## What you are asked to do
Copy out each line of the data that holds the word "icmp".

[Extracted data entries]
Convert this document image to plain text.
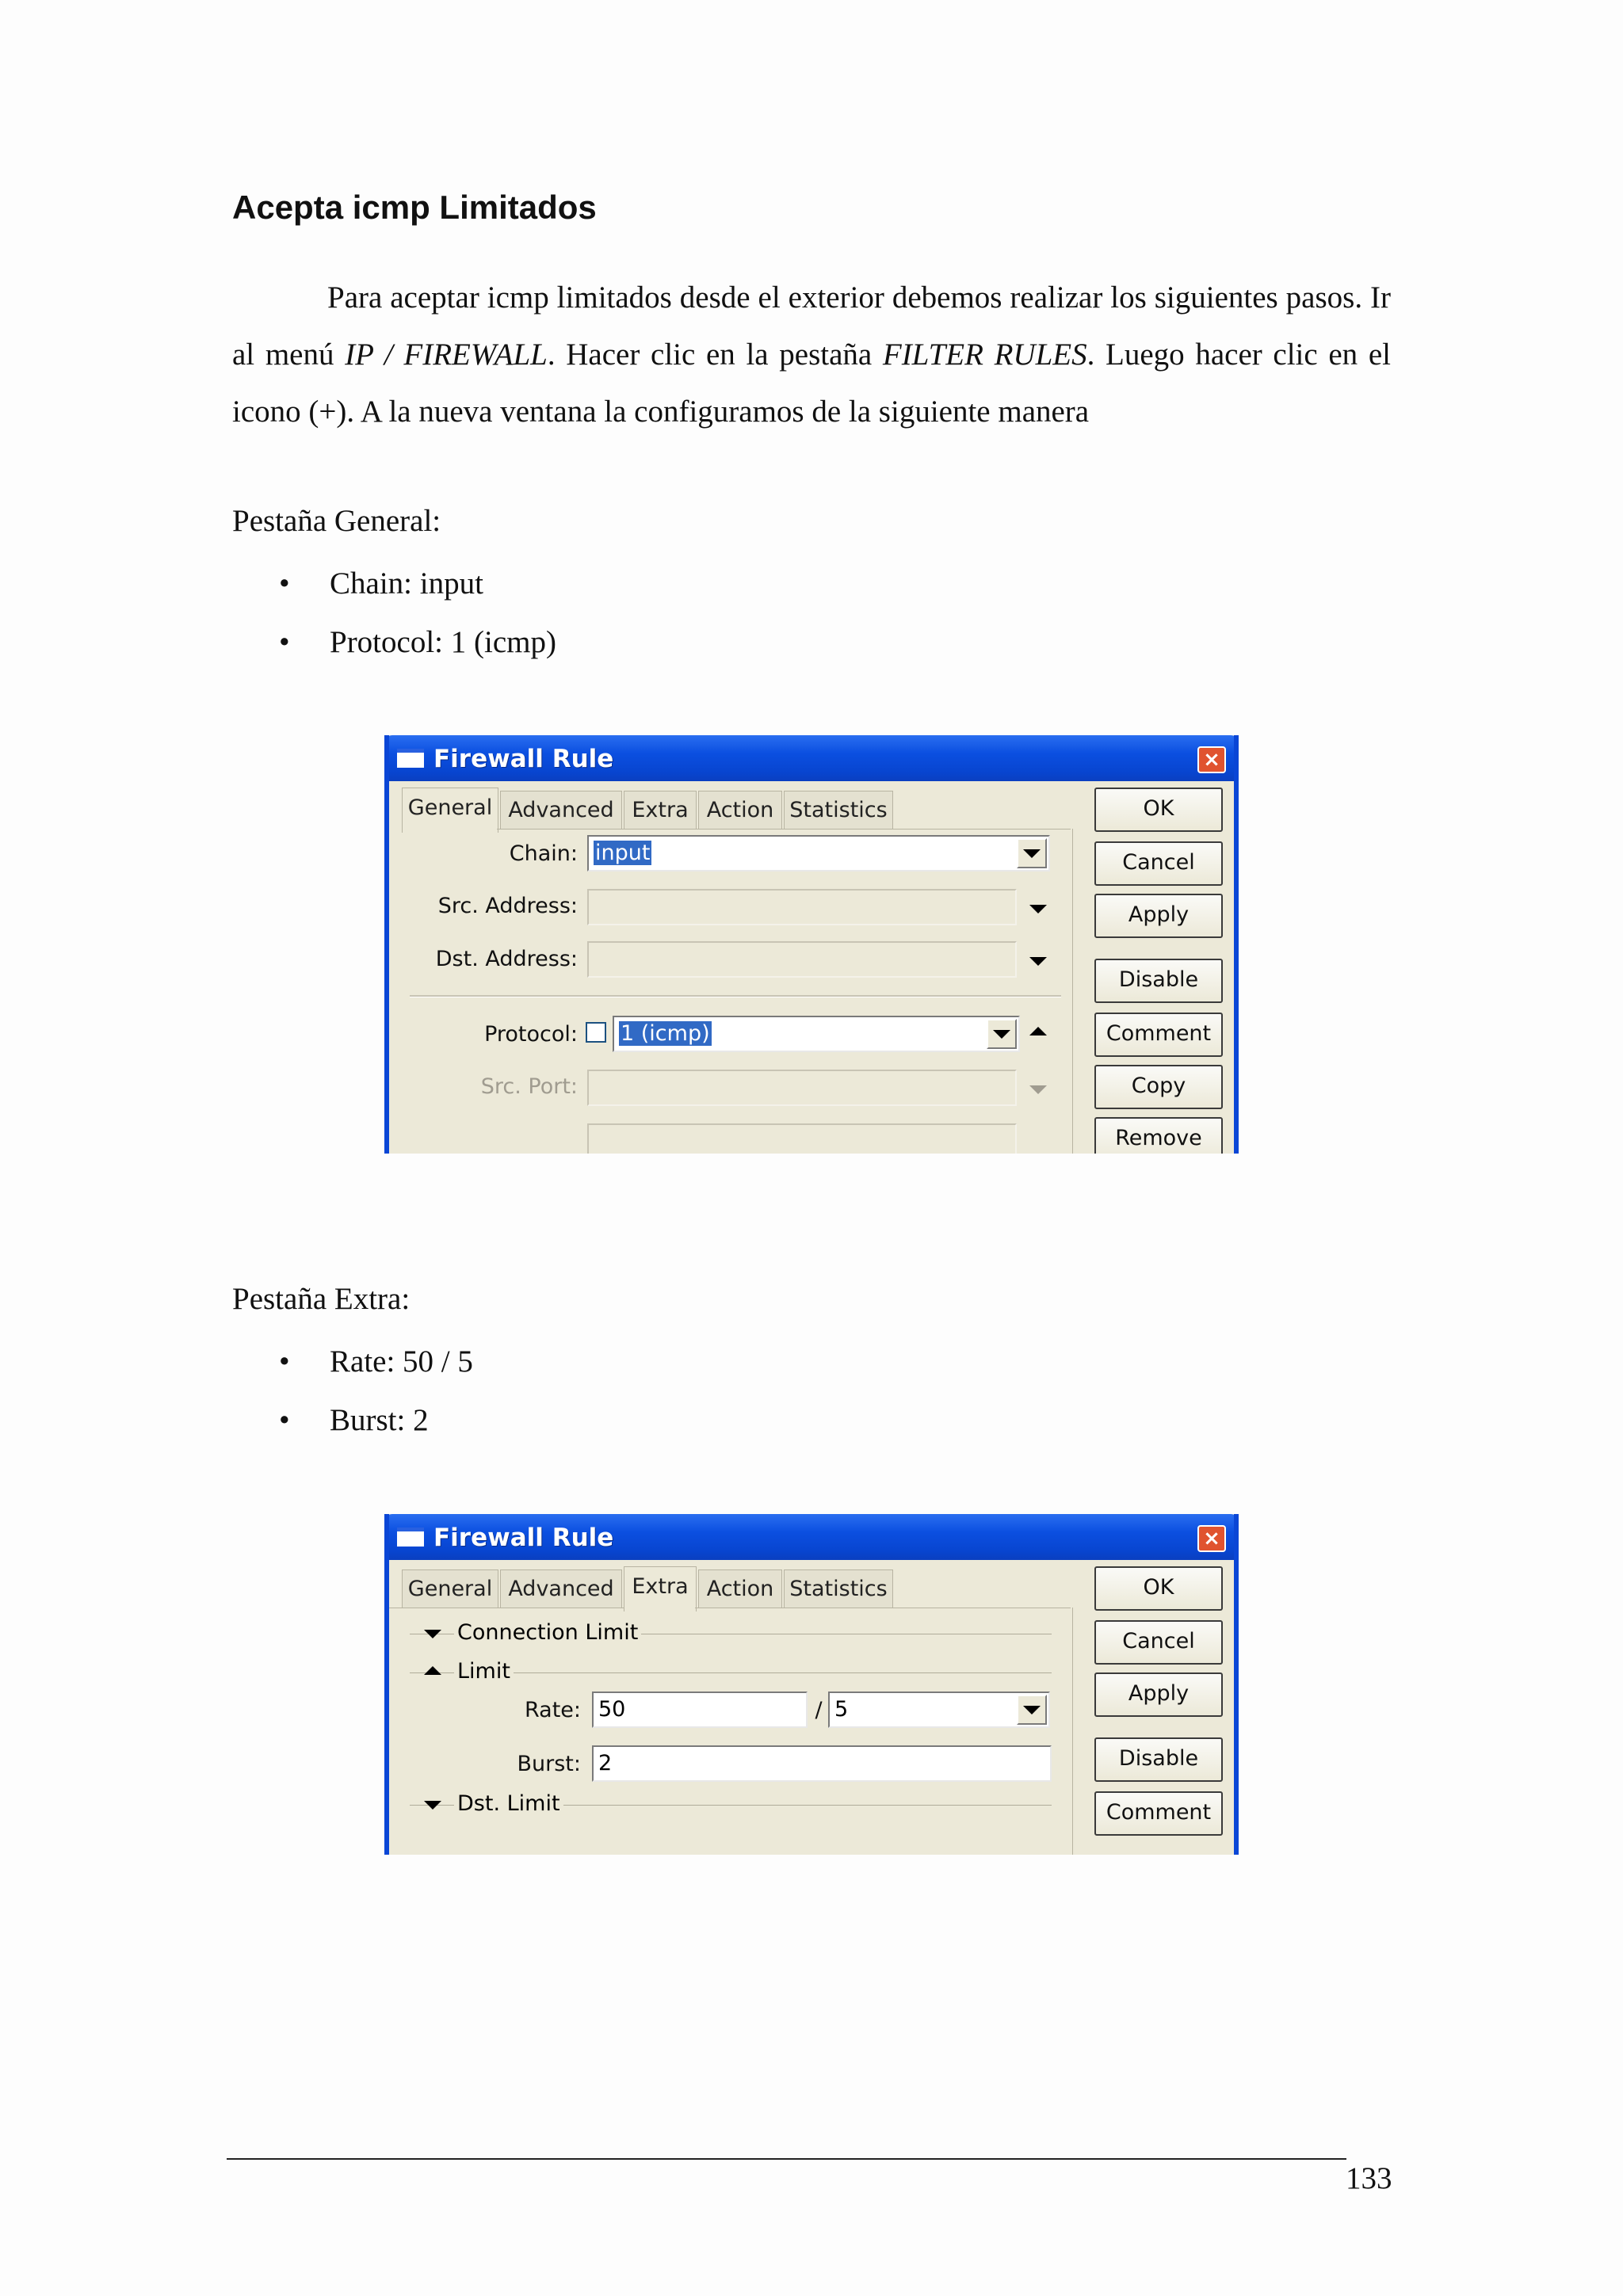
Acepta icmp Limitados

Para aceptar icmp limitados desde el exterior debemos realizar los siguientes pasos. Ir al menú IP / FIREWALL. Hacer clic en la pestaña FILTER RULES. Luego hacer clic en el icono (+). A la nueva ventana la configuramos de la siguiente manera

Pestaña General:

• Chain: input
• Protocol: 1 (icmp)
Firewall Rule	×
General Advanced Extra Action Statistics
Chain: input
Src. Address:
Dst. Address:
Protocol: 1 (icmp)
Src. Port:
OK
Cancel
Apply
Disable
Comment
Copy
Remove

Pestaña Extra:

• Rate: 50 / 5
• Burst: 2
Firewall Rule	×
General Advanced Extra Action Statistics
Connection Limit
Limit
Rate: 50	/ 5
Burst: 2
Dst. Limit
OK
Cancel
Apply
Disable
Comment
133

==

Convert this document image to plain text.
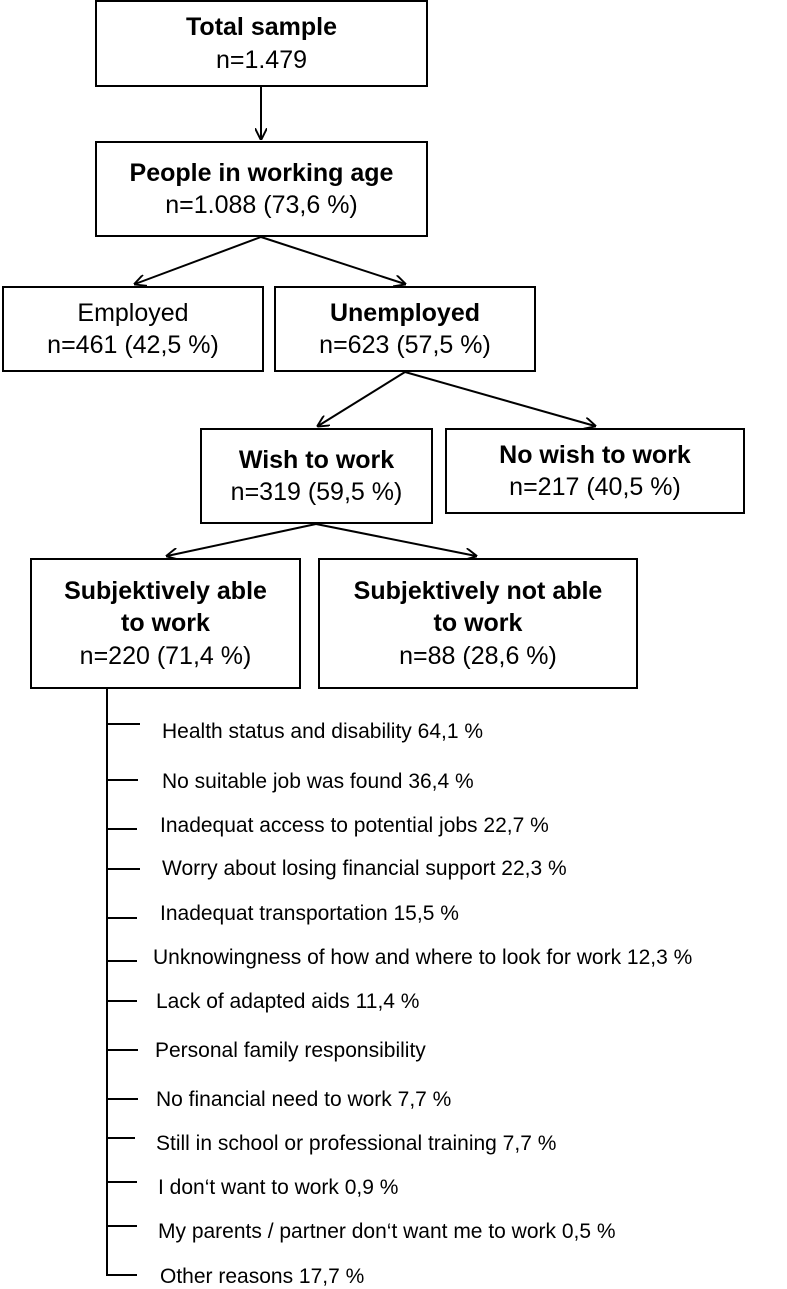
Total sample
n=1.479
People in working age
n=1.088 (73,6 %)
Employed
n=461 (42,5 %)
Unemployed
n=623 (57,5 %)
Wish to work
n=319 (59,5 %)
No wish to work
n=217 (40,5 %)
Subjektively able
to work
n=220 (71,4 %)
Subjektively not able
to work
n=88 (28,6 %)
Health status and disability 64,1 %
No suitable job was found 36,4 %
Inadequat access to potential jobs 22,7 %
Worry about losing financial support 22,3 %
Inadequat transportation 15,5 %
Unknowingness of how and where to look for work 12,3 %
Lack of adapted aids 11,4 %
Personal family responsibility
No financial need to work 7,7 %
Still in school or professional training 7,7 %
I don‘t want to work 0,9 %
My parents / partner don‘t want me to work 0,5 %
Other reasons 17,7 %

---

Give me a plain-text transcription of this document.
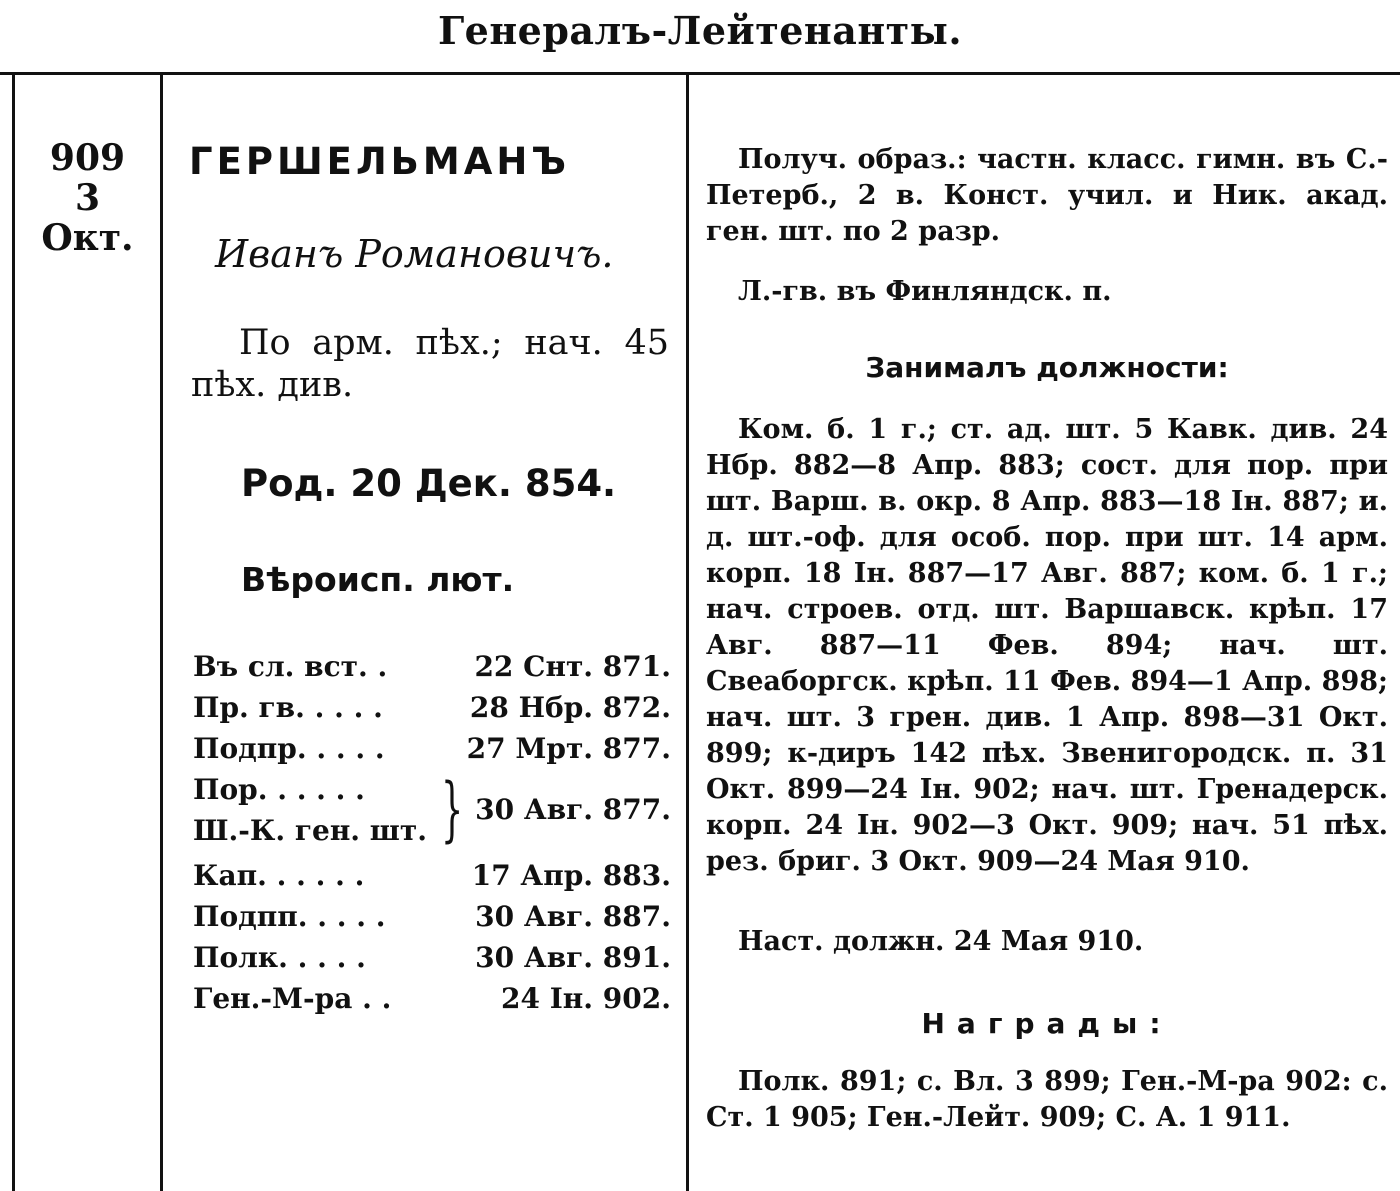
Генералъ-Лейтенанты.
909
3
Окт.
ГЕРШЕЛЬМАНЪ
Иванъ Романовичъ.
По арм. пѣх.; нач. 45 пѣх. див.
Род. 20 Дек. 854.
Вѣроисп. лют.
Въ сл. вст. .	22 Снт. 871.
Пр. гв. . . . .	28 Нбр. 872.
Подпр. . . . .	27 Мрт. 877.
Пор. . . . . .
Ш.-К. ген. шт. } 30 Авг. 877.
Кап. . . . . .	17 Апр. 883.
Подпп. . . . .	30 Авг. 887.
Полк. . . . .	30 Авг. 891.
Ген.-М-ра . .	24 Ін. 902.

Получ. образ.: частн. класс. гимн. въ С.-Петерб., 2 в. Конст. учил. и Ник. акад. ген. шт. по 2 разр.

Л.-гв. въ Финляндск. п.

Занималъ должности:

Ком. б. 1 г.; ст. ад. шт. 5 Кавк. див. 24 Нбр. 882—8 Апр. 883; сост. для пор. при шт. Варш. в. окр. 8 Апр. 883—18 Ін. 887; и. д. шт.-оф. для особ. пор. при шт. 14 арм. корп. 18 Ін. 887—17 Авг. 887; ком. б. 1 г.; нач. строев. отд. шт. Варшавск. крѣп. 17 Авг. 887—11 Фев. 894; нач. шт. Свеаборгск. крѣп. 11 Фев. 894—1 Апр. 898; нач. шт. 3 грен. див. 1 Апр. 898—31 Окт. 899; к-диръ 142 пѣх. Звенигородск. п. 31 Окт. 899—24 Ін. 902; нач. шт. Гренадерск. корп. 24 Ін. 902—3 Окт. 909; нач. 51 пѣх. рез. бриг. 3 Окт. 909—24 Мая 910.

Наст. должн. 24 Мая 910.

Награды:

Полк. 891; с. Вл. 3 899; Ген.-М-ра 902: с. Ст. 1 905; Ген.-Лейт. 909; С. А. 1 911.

## Exercise output
Acepta icmp Limitados
Para aceptar icmp limitados desde el exterior debemos realizar los siguientes pasos. Ir al menú IP / FIREWALL. Hacer clic en la pestaña FILTER RULES. Luego hacer clic en el icono (+). A la nueva ventana la configuramos de la siguiente manera
• Protocol: 1 (icmp)
Protocol: 1 (icmp)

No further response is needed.